_RECORDS PROVIDED_:
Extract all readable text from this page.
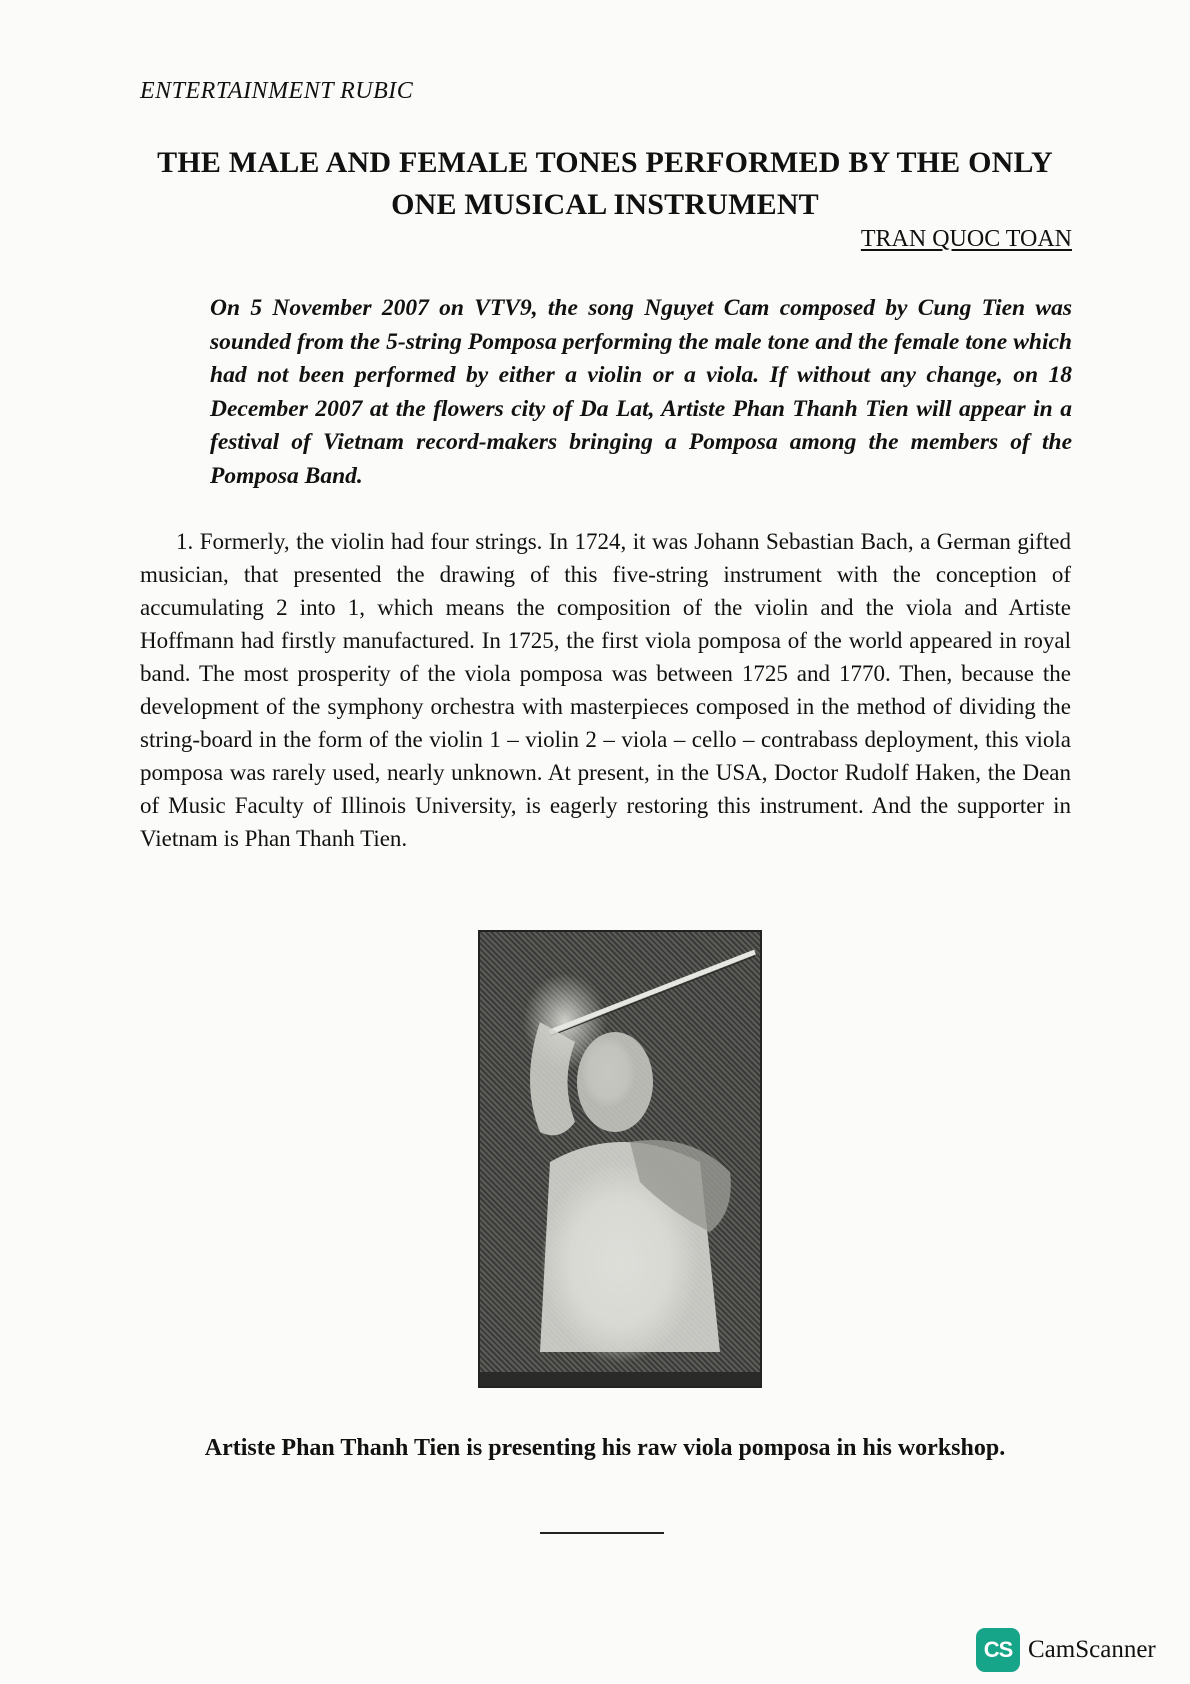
ENTERTAINMENT RUBIC
THE MALE AND FEMALE TONES PERFORMED BY THE ONLY ONE MUSICAL INSTRUMENT
TRAN QUOC TOAN
On 5 November 2007 on VTV9, the song Nguyet Cam composed by Cung Tien was sounded from the 5-string Pomposa performing the male tone and the female tone which had not been performed by either a violin or a viola. If without any change, on 18 December 2007 at the flowers city of Da Lat, Artiste Phan Thanh Tien will appear in a festival of Vietnam record-makers bringing a Pomposa among the members of the Pomposa Band.
1. Formerly, the violin had four strings. In 1724, it was Johann Sebastian Bach, a German gifted musician, that presented the drawing of this five-string instrument with the conception of accumulating 2 into 1, which means the composition of the violin and the viola and Artiste Hoffmann had firstly manufactured. In 1725, the first viola pomposa of the world appeared in royal band. The most prosperity of the viola pomposa was between 1725 and 1770. Then, because the development of the symphony orchestra with masterpieces composed in the method of dividing the string-board in the form of the violin 1 – violin 2 – viola – cello – contrabass deployment, this viola pomposa was rarely used, nearly unknown. At present, in the USA, Doctor Rudolf Haken, the Dean of Music Faculty of Illinois University, is eagerly restoring this instrument. And the supporter in Vietnam is Phan Thanh Tien.
Artiste Phan Thanh Tien is presenting his raw viola pomposa in his workshop.
CS CamScanner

_CHALLENGE_: Write out every line above exactly as it is, leaving out the pictures.

_OUTPUT OF THE EXERCISE_:
Extract all readable text from this page.
ENTERTAINMENT RUBIC
THE MALE AND FEMALE TONES PERFORMED BY THE ONLY ONE MUSICAL INSTRUMENT
TRAN QUOC TOAN
On 5 November 2007 on VTV9, the song Nguyet Cam composed by Cung Tien was sounded from the 5-string Pomposa performing the male tone and the female tone which had not been performed by either a violin or a viola. If without any change, on 18 December 2007 at the flowers city of Da Lat, Artiste Phan Thanh Tien will appear in a festival of Vietnam record-makers bringing a Pomposa among the members of the Pomposa Band.
1. Formerly, the violin had four strings. In 1724, it was Johann Sebastian Bach, a German gifted musician, that presented the drawing of this five-string instrument with the conception of accumulating 2 into 1, which means the composition of the violin and the viola and Artiste Hoffmann had firstly manufactured. In 1725, the first viola pomposa of the world appeared in royal band. The most prosperity of the viola pomposa was between 1725 and 1770. Then, because the development of the symphony orchestra with masterpieces composed in the method of dividing the string-board in the form of the violin 1 – violin 2 – viola – cello – contrabass deployment, this viola pomposa was rarely used, nearly unknown. At present, in the USA, Doctor Rudolf Haken, the Dean of Music Faculty of Illinois University, is eagerly restoring this instrument. And the supporter in Vietnam is Phan Thanh Tien.
Artiste Phan Thanh Tien is presenting his raw viola pomposa in his workshop.
CS CamScanner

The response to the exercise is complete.